_What you are asked to do:_ Can you transcribe the match report below on Arsenal's title win, word for word, from its headline to its final sentence?

== Document section ==

Arsenal Crowned Champions as Manchester City Stumbles
Arsenal’s 22-year wait is over. Not at the Emirates, not with a last‑day winner, but in a tight, noisy stadium on England’s south coast where Manchester City finally ran out of road.
A 1-1 draw at Bournemouth leaves Pep Guardiola’s side four points behind Mikel Arteta’s Arsenal with only one game left. The title is gone. The trophy will be lifted by the former apprentice at Crystal Palace on Sunday, while the master prepares to walk away.
City blink, Arsenal crowned from afar
The build-up crackled with one storyline: Guardiola’s future. Reports that this was to be his penultimate game, that he will step down at the end of the season, hovered over everything. He insisted before kick-off that the speculation had “absolutely zero” impact on City’s preparations.
The 90 minutes that followed told a different story.
City, usually so ruthless in these moments, looked dulled. The passing was slower, the pressing half a yard off, the edge missing. Bournemouth, by contrast, played like a team chasing history and fuelled by a crowd that sensed something seismic in the air.
Andoni Iraola, who has already announced he will leave at the end of the season, sent his side out to swarm, to run, to punch back. They did all of that and more.

===
== Data ==

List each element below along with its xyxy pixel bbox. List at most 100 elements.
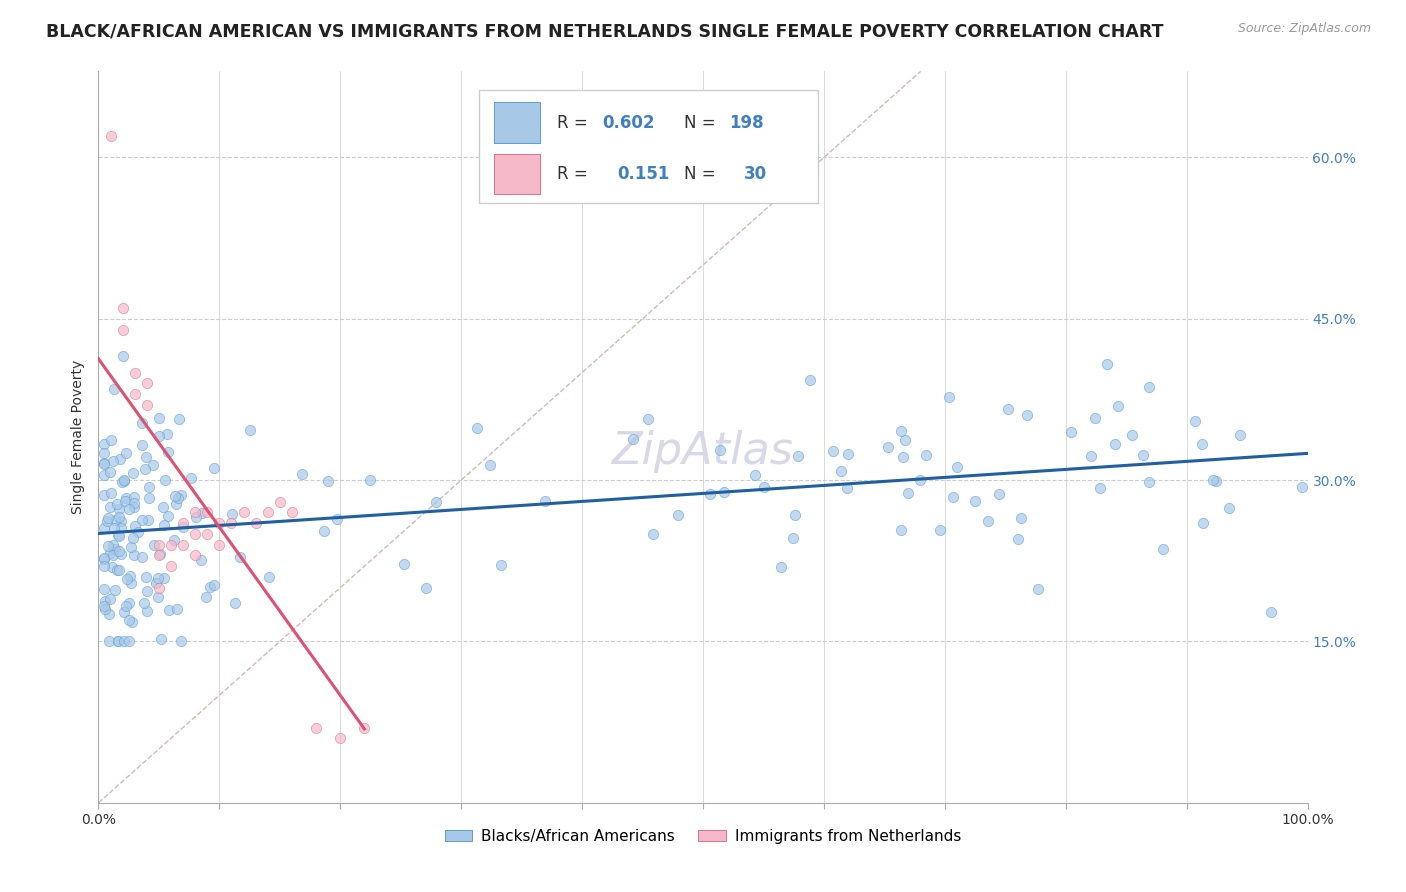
Point (166, 602, 188, 616)
Point (202, 461, 225, 475)
Point (988, 487, 1011, 501)
Point (103, 513, 125, 527)
Point (157, 603, 180, 617)
Point (124, 548, 146, 562)
Point (621, 433, 644, 447)
Point (131, 513, 153, 527)
Point (112, 474, 135, 488)
Point (172, 516, 194, 530)
Point (148, 549, 170, 563)
FancyBboxPatch shape (494, 103, 540, 143)
Point (160, 538, 183, 552)
Point (1260, 606, 1282, 620)
Point (97, 634, 120, 648)
Point (120, 569, 142, 583)
Point (142, 458, 165, 472)
Point (1011, 511, 1033, 525)
Point (938, 390, 960, 404)
Text: 0.151: 0.151 (617, 165, 669, 183)
Point (965, 494, 987, 508)
Point (232, 505, 254, 519)
Point (153, 473, 176, 487)
Point (107, 528, 129, 542)
Point (208, 516, 231, 530)
Point (752, 480, 775, 494)
Text: N =: N = (683, 165, 720, 183)
Point (1007, 533, 1029, 547)
Point (138, 491, 160, 505)
Point (93, 467, 115, 482)
Point (221, 516, 243, 530)
Point (184, 510, 207, 524)
Text: 0.602: 0.602 (603, 113, 655, 131)
Point (190, 552, 212, 566)
Point (329, 731, 352, 746)
Point (156, 427, 179, 442)
Point (93, 521, 115, 535)
Point (108, 510, 131, 524)
Text: 30: 30 (744, 165, 768, 183)
Point (124, 387, 146, 401)
Point (425, 495, 447, 509)
Point (184, 549, 207, 563)
Text: R =: R = (557, 113, 593, 131)
Point (194, 590, 217, 604)
Point (112, 634, 135, 648)
Point (146, 570, 169, 584)
Point (149, 632, 172, 646)
Point (93, 488, 115, 502)
Point (1291, 480, 1313, 494)
Point (105, 563, 128, 577)
Point (107, 543, 129, 558)
Point (1083, 410, 1105, 425)
Point (202, 578, 225, 592)
Point (93, 599, 115, 613)
Point (93, 437, 115, 451)
Point (149, 547, 172, 561)
Point (1080, 449, 1102, 463)
FancyBboxPatch shape (494, 153, 540, 194)
Point (98, 465, 121, 479)
Text: BLACK/AFRICAN AMERICAN VS IMMIGRANTS FROM NETHERLANDS SINGLE FEMALE POVERTY CORR: BLACK/AFRICAN AMERICAN VS IMMIGRANTS FRO… (46, 22, 1164, 40)
Point (915, 449, 938, 463)
Point (118, 634, 141, 648)
FancyBboxPatch shape (479, 90, 818, 203)
Point (124, 490, 146, 504)
Point (198, 580, 221, 594)
Text: R =: R = (557, 165, 593, 183)
Point (823, 444, 845, 458)
Point (392, 558, 415, 572)
Point (835, 481, 858, 495)
Point (163, 533, 186, 548)
Point (135, 376, 157, 391)
Point (136, 604, 159, 618)
Point (100, 128, 122, 143)
Point (100, 486, 122, 500)
Point (97, 511, 120, 525)
Point (110, 547, 132, 561)
Point (118, 613, 141, 627)
Point (1137, 380, 1160, 394)
Point (112, 605, 135, 619)
Legend: Blacks/African Americans, Immigrants from Netherlands: Blacks/African Americans, Immigrants fro… (439, 822, 967, 850)
Point (93, 457, 115, 471)
Point (135, 570, 157, 584)
Point (359, 473, 381, 487)
Point (534, 493, 557, 508)
Point (146, 590, 169, 604)
Point (101, 538, 124, 552)
Point (195, 505, 218, 519)
Point (666, 508, 689, 523)
Point (108, 502, 131, 516)
Point (152, 500, 174, 515)
Point (208, 538, 231, 552)
Point (120, 575, 142, 590)
Point (172, 538, 194, 552)
Point (115, 572, 138, 586)
Point (96, 514, 118, 528)
Point (1121, 427, 1143, 442)
Point (239, 424, 262, 438)
Point (877, 441, 900, 455)
Point (112, 473, 135, 487)
Point (245, 516, 267, 530)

===

_Exercise answer:_
Arsenal Crowned Champions as Manchester City Stumbles
Arsenal’s 22-year wait is over. Not at the Emirates, not with a last‑day winner, but in a tight, noisy stadium on England’s south coast where Manchester City finally ran out of road.
A 1-1 draw at Bournemouth leaves Pep Guardiola’s side four points behind Mikel Arteta’s Arsenal with only one game left. The title is gone. The trophy will be lifted by the former apprentice at Crystal Palace on Sunday, while the master prepares to walk away.
City blink, Arsenal crowned from afar
The build-up crackled with one storyline: Guardiola’s future. Reports that this was to be his penultimate game, that he will step down at the end of the season, hovered over everything. He insisted before kick-off that the speculation had “absolutely zero” impact on City’s preparations.
The 90 minutes that followed told a different story.
City, usually so ruthless in these moments, looked dulled. The passing was slower, the pressing half a yard off, the edge missing. Bournemouth, by contrast, played like a team chasing history and fuelled by a crowd that sensed something seismic in the air.
Andoni Iraola, who has already announced he will leave at the end of the season, sent his side out to swarm, to run, to punch back. They did all of that and more.